EXERCISE MATERIAL =>
☆ ☆ ☆ ☆ ☆

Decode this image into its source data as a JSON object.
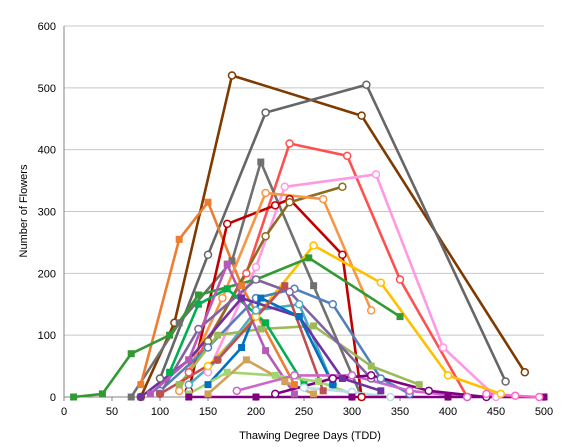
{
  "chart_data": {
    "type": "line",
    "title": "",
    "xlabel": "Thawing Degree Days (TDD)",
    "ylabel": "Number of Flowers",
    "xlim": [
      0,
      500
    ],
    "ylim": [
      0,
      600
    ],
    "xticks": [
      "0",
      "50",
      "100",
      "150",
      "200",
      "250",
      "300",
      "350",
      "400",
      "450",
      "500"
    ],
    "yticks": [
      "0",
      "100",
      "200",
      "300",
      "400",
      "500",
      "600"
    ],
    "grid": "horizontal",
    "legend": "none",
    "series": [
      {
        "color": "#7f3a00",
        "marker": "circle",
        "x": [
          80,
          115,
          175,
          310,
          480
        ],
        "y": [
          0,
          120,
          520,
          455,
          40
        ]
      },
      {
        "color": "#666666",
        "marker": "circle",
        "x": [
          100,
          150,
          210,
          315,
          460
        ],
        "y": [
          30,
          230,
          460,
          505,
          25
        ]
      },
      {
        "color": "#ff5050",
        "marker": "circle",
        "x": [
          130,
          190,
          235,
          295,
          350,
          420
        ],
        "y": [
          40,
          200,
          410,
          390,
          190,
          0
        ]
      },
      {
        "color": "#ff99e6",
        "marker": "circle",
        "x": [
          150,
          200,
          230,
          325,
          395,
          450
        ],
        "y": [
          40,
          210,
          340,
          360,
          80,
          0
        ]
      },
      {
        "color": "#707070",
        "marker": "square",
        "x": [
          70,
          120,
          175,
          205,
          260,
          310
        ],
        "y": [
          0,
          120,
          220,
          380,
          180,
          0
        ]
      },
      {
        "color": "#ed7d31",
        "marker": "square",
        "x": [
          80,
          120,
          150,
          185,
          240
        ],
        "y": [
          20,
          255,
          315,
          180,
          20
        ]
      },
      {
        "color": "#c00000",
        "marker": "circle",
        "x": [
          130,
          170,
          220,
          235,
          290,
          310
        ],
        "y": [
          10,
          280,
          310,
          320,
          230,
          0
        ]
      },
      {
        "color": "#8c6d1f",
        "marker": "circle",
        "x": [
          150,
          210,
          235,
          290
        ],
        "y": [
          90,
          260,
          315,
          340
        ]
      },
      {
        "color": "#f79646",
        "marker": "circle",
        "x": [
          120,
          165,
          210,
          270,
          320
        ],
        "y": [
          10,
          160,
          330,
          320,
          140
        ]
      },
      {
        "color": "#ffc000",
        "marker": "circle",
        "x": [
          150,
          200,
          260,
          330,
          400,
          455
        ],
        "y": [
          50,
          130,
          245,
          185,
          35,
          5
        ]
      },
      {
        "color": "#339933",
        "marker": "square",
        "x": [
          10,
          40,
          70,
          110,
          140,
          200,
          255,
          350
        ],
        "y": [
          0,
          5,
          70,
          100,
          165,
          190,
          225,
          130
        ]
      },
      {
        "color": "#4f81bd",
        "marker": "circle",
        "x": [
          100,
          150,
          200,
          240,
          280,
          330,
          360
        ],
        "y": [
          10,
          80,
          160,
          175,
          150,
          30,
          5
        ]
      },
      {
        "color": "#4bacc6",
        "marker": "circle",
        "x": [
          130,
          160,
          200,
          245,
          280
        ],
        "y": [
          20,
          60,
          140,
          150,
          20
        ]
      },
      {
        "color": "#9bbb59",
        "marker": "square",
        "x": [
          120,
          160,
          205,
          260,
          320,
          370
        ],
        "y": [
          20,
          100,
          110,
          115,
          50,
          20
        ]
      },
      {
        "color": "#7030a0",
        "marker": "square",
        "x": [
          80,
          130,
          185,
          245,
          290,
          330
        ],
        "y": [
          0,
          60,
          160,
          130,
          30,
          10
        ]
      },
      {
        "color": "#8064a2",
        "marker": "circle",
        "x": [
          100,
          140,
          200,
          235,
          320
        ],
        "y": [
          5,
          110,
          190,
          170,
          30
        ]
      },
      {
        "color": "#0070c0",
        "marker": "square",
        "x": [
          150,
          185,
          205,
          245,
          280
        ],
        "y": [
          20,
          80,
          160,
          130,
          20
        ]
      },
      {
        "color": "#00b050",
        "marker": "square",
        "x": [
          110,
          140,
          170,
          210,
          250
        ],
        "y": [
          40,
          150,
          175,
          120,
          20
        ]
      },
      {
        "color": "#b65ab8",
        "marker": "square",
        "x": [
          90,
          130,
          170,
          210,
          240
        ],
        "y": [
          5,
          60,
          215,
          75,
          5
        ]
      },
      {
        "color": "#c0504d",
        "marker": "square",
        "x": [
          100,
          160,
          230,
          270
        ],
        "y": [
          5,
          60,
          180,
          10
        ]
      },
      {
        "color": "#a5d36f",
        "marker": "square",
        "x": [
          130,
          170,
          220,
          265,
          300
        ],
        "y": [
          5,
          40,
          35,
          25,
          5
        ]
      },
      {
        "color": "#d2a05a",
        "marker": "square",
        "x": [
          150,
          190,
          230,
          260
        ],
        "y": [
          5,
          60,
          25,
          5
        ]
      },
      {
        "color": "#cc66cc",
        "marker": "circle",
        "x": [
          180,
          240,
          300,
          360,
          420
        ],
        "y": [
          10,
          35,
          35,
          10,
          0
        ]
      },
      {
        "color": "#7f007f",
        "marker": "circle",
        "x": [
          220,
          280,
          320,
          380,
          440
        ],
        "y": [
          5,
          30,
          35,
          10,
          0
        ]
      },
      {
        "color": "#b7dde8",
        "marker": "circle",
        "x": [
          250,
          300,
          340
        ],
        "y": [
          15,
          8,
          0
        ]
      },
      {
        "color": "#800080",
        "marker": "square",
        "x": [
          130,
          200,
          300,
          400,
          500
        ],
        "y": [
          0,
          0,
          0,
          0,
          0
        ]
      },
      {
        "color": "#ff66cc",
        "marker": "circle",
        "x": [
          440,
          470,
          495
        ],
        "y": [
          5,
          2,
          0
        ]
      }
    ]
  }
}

☆ ☆ ☆ ☆ ☆

WHAT THE EXERCISE ASKS => Go through the entries above and output them exactly, without pictures.

RESULT =>
Decode this image into its source data as a JSON object.
{
  "chart_data": {
    "type": "line",
    "title": "",
    "xlabel": "Thawing Degree Days (TDD)",
    "ylabel": "Number of Flowers",
    "xlim": [
      0,
      500
    ],
    "ylim": [
      0,
      600
    ],
    "xticks": [
      "0",
      "50",
      "100",
      "150",
      "200",
      "250",
      "300",
      "350",
      "400",
      "450",
      "500"
    ],
    "yticks": [
      "0",
      "100",
      "200",
      "300",
      "400",
      "500",
      "600"
    ],
    "grid": "horizontal",
    "legend": "none",
    "series": [
      {
        "color": "#7f3a00",
        "marker": "circle",
        "x": [
          80,
          115,
          175,
          310,
          480
        ],
        "y": [
          0,
          120,
          520,
          455,
          40
        ]
      },
      {
        "color": "#666666",
        "marker": "circle",
        "x": [
          100,
          150,
          210,
          315,
          460
        ],
        "y": [
          30,
          230,
          460,
          505,
          25
        ]
      },
      {
        "color": "#ff5050",
        "marker": "circle",
        "x": [
          130,
          190,
          235,
          295,
          350,
          420
        ],
        "y": [
          40,
          200,
          410,
          390,
          190,
          0
        ]
      },
      {
        "color": "#ff99e6",
        "marker": "circle",
        "x": [
          150,
          200,
          230,
          325,
          395,
          450
        ],
        "y": [
          40,
          210,
          340,
          360,
          80,
          0
        ]
      },
      {
        "color": "#707070",
        "marker": "square",
        "x": [
          70,
          120,
          175,
          205,
          260,
          310
        ],
        "y": [
          0,
          120,
          220,
          380,
          180,
          0
        ]
      },
      {
        "color": "#ed7d31",
        "marker": "square",
        "x": [
          80,
          120,
          150,
          185,
          240
        ],
        "y": [
          20,
          255,
          315,
          180,
          20
        ]
      },
      {
        "color": "#c00000",
        "marker": "circle",
        "x": [
          130,
          170,
          220,
          235,
          290,
          310
        ],
        "y": [
          10,
          280,
          310,
          320,
          230,
          0
        ]
      },
      {
        "color": "#8c6d1f",
        "marker": "circle",
        "x": [
          150,
          210,
          235,
          290
        ],
        "y": [
          90,
          260,
          315,
          340
        ]
      },
      {
        "color": "#f79646",
        "marker": "circle",
        "x": [
          120,
          165,
          210,
          270,
          320
        ],
        "y": [
          10,
          160,
          330,
          320,
          140
        ]
      },
      {
        "color": "#ffc000",
        "marker": "circle",
        "x": [
          150,
          200,
          260,
          330,
          400,
          455
        ],
        "y": [
          50,
          130,
          245,
          185,
          35,
          5
        ]
      },
      {
        "color": "#339933",
        "marker": "square",
        "x": [
          10,
          40,
          70,
          110,
          140,
          200,
          255,
          350
        ],
        "y": [
          0,
          5,
          70,
          100,
          165,
          190,
          225,
          130
        ]
      },
      {
        "color": "#4f81bd",
        "marker": "circle",
        "x": [
          100,
          150,
          200,
          240,
          280,
          330,
          360
        ],
        "y": [
          10,
          80,
          160,
          175,
          150,
          30,
          5
        ]
      },
      {
        "color": "#4bacc6",
        "marker": "circle",
        "x": [
          130,
          160,
          200,
          245,
          280
        ],
        "y": [
          20,
          60,
          140,
          150,
          20
        ]
      },
      {
        "color": "#9bbb59",
        "marker": "square",
        "x": [
          120,
          160,
          205,
          260,
          320,
          370
        ],
        "y": [
          20,
          100,
          110,
          115,
          50,
          20
        ]
      },
      {
        "color": "#7030a0",
        "marker": "square",
        "x": [
          80,
          130,
          185,
          245,
          290,
          330
        ],
        "y": [
          0,
          60,
          160,
          130,
          30,
          10
        ]
      },
      {
        "color": "#8064a2",
        "marker": "circle",
        "x": [
          100,
          140,
          200,
          235,
          320
        ],
        "y": [
          5,
          110,
          190,
          170,
          30
        ]
      },
      {
        "color": "#0070c0",
        "marker": "square",
        "x": [
          150,
          185,
          205,
          245,
          280
        ],
        "y": [
          20,
          80,
          160,
          130,
          20
        ]
      },
      {
        "color": "#00b050",
        "marker": "square",
        "x": [
          110,
          140,
          170,
          210,
          250
        ],
        "y": [
          40,
          150,
          175,
          120,
          20
        ]
      },
      {
        "color": "#b65ab8",
        "marker": "square",
        "x": [
          90,
          130,
          170,
          210,
          240
        ],
        "y": [
          5,
          60,
          215,
          75,
          5
        ]
      },
      {
        "color": "#c0504d",
        "marker": "square",
        "x": [
          100,
          160,
          230,
          270
        ],
        "y": [
          5,
          60,
          180,
          10
        ]
      },
      {
        "color": "#a5d36f",
        "marker": "square",
        "x": [
          130,
          170,
          220,
          265,
          300
        ],
        "y": [
          5,
          40,
          35,
          25,
          5
        ]
      },
      {
        "color": "#d2a05a",
        "marker": "square",
        "x": [
          150,
          190,
          230,
          260
        ],
        "y": [
          5,
          60,
          25,
          5
        ]
      },
      {
        "color": "#cc66cc",
        "marker": "circle",
        "x": [
          180,
          240,
          300,
          360,
          420
        ],
        "y": [
          10,
          35,
          35,
          10,
          0
        ]
      },
      {
        "color": "#7f007f",
        "marker": "circle",
        "x": [
          220,
          280,
          320,
          380,
          440
        ],
        "y": [
          5,
          30,
          35,
          10,
          0
        ]
      },
      {
        "color": "#b7dde8",
        "marker": "circle",
        "x": [
          250,
          300,
          340
        ],
        "y": [
          15,
          8,
          0
        ]
      },
      {
        "color": "#800080",
        "marker": "square",
        "x": [
          130,
          200,
          300,
          400,
          500
        ],
        "y": [
          0,
          0,
          0,
          0,
          0
        ]
      },
      {
        "color": "#ff66cc",
        "marker": "circle",
        "x": [
          440,
          470,
          495
        ],
        "y": [
          5,
          2,
          0
        ]
      }
    ]
  }
}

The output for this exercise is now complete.